Images are excluded; otherwise, output every record exactly.
start Information given
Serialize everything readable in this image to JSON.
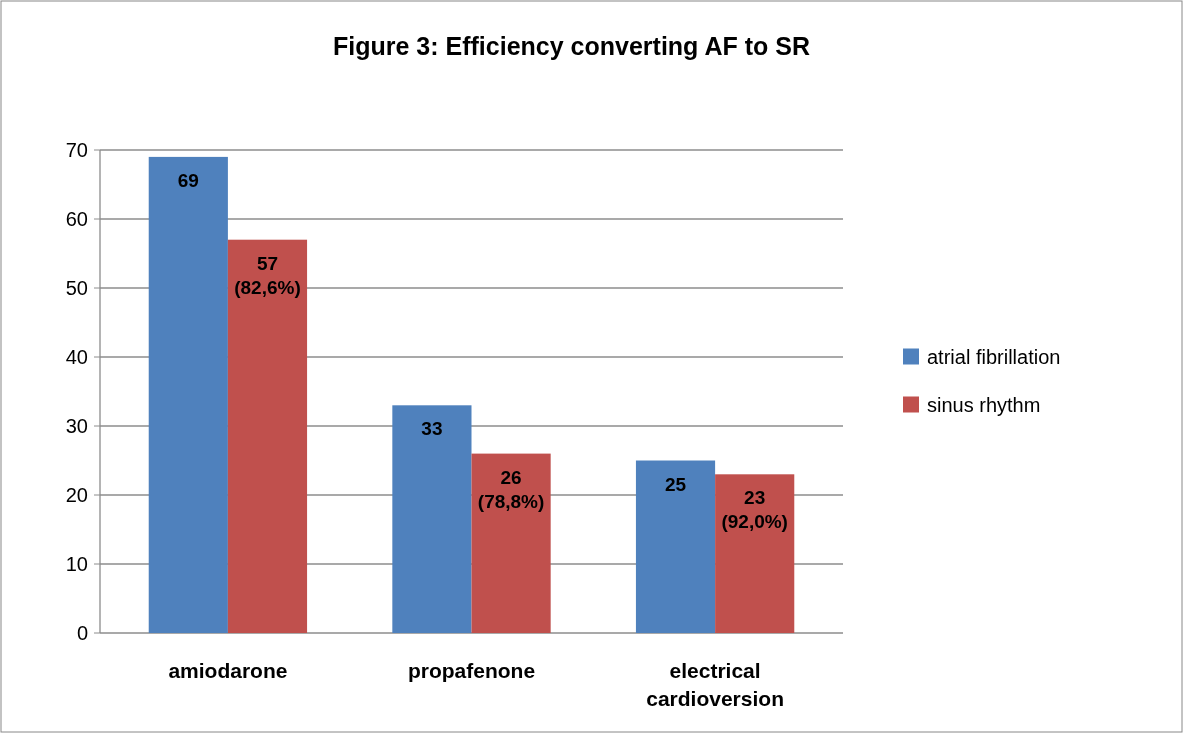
{
  "chart_data": {
    "type": "bar",
    "title": "Figure 3: Efficiency converting AF to SR",
    "categories": [
      "amiodarone",
      "propafenone",
      "electrical cardioversion"
    ],
    "series": [
      {
        "name": "atrial fibrillation",
        "color": "#4f81bd",
        "values": [
          69,
          33,
          25
        ],
        "value_labels": [
          "69",
          "33",
          "25"
        ]
      },
      {
        "name": "sinus rhythm",
        "color": "#c0504d",
        "values": [
          57,
          26,
          23
        ],
        "value_labels": [
          "57\n(82,6%)",
          "26\n(78,8%)",
          "23\n(92,0%)"
        ]
      }
    ],
    "ylim": [
      0,
      70
    ],
    "yticks": [
      0,
      10,
      20,
      30,
      40,
      50,
      60,
      70
    ],
    "grid": "y",
    "legend": "right"
  }
}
end Information given
(Answer below)
Serialize everything readable in this image to JSON.
{
  "chart_data": {
    "type": "bar",
    "title": "Figure 3: Efficiency converting AF to SR",
    "categories": [
      "amiodarone",
      "propafenone",
      "electrical cardioversion"
    ],
    "series": [
      {
        "name": "atrial fibrillation",
        "color": "#4f81bd",
        "values": [
          69,
          33,
          25
        ],
        "value_labels": [
          "69",
          "33",
          "25"
        ]
      },
      {
        "name": "sinus rhythm",
        "color": "#c0504d",
        "values": [
          57,
          26,
          23
        ],
        "value_labels": [
          "57\n(82,6%)",
          "26\n(78,8%)",
          "23\n(92,0%)"
        ]
      }
    ],
    "ylim": [
      0,
      70
    ],
    "yticks": [
      0,
      10,
      20,
      30,
      40,
      50,
      60,
      70
    ],
    "grid": "y",
    "legend": "right"
  }
}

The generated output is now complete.